* _Document passage_:
===

After I cited low ten-year securities yields, Arnold asked for my basic model of inflation, here was my first email:
- Price level dynamics and money supply processes are murky, at least in recent times
- The median voter hates inflation
- The Fed won’t let inflation happen
…is my model.
I would add a dose of “inflationary pressures really do seem to be distributed pretty unevenly.”
End of email! Here was my second email to Arnold:
I think the Fed knows the true model in gross terms.
I also think there is a good chance the Fed will create a recession in limiting inflation.
But look at Japan. The EU. Even Italy. It’s not just the US.
Temporary inflation pressures all over the place, due to Covid and post-Covid adjustments. No fiscal financial crises. No long-term inflationary expectations of much note. Not in the developed nations.
The stock of saved wealth is now quite high relative to debt and deficits, especially if you count human capital.
So both the basic model and the markets predict no catastrophe, and also no run-away inflation. And central banks know how to boost the demand for money when needed.
Seigniorage returns from inflation are especially low in the contemporary environment, checking another motive for inflation. No “Assignats” revenue is in the works here.
I just don’t see what we’ve got “in the toolbox” to override all of that.
End of email! I should note that I agree with Summers that inflation is higher than it needs to be, that is bad, and it is because we overshot on our combined monetary/fiscal response.
I’ll also repeat my standard challenge: are you short the long bond? Are you buying those puts? I’m not so convinced if all you’ve got is “I’m not buying so many equities any more!”

===

* _Record excerpts_:
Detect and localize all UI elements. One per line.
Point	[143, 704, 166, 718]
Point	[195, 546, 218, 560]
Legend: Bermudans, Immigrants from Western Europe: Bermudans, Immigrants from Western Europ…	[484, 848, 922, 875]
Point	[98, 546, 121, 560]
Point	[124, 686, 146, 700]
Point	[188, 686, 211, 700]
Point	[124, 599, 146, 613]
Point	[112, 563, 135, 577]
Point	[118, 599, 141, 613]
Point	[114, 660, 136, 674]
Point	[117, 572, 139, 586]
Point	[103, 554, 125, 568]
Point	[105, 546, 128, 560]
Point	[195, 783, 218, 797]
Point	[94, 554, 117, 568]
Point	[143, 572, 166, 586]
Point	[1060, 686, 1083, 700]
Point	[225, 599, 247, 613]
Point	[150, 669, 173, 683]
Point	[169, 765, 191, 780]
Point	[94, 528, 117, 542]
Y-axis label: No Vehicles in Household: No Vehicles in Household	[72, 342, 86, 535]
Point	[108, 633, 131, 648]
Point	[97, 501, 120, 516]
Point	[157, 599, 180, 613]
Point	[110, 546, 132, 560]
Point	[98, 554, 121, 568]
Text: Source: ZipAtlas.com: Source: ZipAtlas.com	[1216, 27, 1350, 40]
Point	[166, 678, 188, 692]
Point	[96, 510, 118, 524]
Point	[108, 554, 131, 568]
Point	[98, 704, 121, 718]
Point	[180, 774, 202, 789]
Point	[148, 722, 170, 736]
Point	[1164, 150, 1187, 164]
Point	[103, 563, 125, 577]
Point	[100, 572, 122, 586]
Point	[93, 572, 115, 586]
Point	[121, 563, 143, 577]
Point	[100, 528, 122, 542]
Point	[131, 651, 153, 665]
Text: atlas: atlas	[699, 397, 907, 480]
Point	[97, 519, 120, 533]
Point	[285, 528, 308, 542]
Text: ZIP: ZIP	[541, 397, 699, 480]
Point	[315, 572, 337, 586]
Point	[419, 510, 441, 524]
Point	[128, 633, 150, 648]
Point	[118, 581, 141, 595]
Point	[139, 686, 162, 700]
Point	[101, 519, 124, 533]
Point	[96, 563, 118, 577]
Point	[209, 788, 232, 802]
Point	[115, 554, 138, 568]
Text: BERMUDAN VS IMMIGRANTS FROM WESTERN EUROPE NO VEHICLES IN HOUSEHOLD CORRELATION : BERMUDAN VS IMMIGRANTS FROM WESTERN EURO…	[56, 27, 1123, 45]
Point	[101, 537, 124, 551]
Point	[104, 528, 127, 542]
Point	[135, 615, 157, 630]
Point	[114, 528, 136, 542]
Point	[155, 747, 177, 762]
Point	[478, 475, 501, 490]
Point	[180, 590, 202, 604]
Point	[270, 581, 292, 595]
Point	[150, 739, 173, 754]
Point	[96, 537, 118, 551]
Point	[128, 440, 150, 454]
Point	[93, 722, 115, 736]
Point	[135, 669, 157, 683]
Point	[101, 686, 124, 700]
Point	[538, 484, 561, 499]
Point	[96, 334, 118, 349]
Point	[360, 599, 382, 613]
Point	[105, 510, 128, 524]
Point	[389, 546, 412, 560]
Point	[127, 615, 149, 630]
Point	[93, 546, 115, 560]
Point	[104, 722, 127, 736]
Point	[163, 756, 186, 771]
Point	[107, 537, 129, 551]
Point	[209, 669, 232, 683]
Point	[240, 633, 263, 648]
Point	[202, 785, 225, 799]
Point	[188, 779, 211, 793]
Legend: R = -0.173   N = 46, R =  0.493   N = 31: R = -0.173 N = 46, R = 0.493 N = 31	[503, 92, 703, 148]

===

* _Problem 1_:
From the inflation post, repeat the passage that begins at the words "The stock of" and stops after the words "the works here.".
* _Problem 2_:
In the inflation post, which three economies besides the US are named to show that the inflation pressures are not confined to one country?

* _Expected answer 1_:
The stock of saved wealth is now quite high relative to debt and deficits, especially if you count human capital.
So both the basic model and the markets predict no catastrophe, and also no run-away inflation. And central banks know how to boost the demand for money when needed.
Seigniorage returns from inflation are especially low in the contemporary environment, checking another motive for inflation. No “Assignats” revenue is in the works here.

* _Expected answer 2_:
Japan, the EU, and Italy.